* [Brief]: Only the number is wanted: count the lines in the data with "impact" in them.

* [Dataset content]:
• • •

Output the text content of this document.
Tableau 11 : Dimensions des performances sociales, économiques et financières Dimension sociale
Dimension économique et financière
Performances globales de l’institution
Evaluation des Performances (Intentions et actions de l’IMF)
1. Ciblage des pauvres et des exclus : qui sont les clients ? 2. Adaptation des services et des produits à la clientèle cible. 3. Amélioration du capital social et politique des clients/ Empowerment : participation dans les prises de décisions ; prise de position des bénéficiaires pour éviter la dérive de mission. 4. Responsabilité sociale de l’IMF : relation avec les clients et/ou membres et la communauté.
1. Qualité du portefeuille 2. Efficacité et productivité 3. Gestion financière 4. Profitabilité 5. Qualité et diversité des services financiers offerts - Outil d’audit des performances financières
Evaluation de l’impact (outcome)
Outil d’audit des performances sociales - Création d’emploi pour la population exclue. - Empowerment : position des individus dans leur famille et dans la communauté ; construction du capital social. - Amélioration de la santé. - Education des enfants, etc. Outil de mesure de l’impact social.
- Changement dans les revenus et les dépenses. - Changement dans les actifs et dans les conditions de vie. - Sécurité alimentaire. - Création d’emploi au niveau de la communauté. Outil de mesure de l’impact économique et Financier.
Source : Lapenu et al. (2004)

• • •

* [Solution for this exercise]: 3